• LISTED ENTRIES:
◇ ◇ ◇ ◇ ◇

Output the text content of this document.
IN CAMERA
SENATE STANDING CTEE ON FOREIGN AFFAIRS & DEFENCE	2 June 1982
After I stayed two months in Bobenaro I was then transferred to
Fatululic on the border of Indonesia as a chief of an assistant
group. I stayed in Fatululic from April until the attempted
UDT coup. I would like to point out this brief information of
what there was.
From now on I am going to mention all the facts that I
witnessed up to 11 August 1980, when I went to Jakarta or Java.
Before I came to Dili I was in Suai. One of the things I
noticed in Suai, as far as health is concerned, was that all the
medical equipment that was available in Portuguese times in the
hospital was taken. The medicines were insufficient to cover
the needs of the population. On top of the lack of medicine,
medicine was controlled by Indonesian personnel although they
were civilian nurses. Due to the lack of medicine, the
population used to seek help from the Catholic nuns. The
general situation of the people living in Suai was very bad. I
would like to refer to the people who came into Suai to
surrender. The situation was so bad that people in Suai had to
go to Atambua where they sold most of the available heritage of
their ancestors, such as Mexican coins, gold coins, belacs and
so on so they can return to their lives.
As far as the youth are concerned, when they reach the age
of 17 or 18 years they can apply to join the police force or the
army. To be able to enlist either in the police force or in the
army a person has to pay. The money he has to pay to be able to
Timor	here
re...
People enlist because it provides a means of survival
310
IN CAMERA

◇ ◇ ◇ ◇ ◇

• YOUR INSTRUCTIONS:
In full and verbatim, repeat the records given above.

• WRITTEN RESPONSE:
Output the text content of this document.
IN CAMERA
SENATE STANDING CTEE ON FOREIGN AFFAIRS & DEFENCE	2 June 1982
After I stayed two months in Bobenaro I was then transferred to
Fatululic on the border of Indonesia as a chief of an assistant
group. I stayed in Fatululic from April until the attempted
UDT coup. I would like to point out this brief information of
what there was.
From now on I am going to mention all the facts that I
witnessed up to 11 August 1980, when I went to Jakarta or Java.
Before I came to Dili I was in Suai. One of the things I
noticed in Suai, as far as health is concerned, was that all the
medical equipment that was available in Portuguese times in the
hospital was taken. The medicines were insufficient to cover
the needs of the population. On top of the lack of medicine,
medicine was controlled by Indonesian personnel although they
were civilian nurses. Due to the lack of medicine, the
population used to seek help from the Catholic nuns. The
general situation of the people living in Suai was very bad. I
would like to refer to the people who came into Suai to
surrender. The situation was so bad that people in Suai had to
go to Atambua where they sold most of the available heritage of
their ancestors, such as Mexican coins, gold coins, belacs and
so on so they can return to their lives.
As far as the youth are concerned, when they reach the age
of 17 or 18 years they can apply to join the police force or the
army. To be able to enlist either in the police force or in the
army a person has to pay. The money he has to pay to be able to
Timor	here
re...
People enlist because it provides a means of survival
310
IN CAMERA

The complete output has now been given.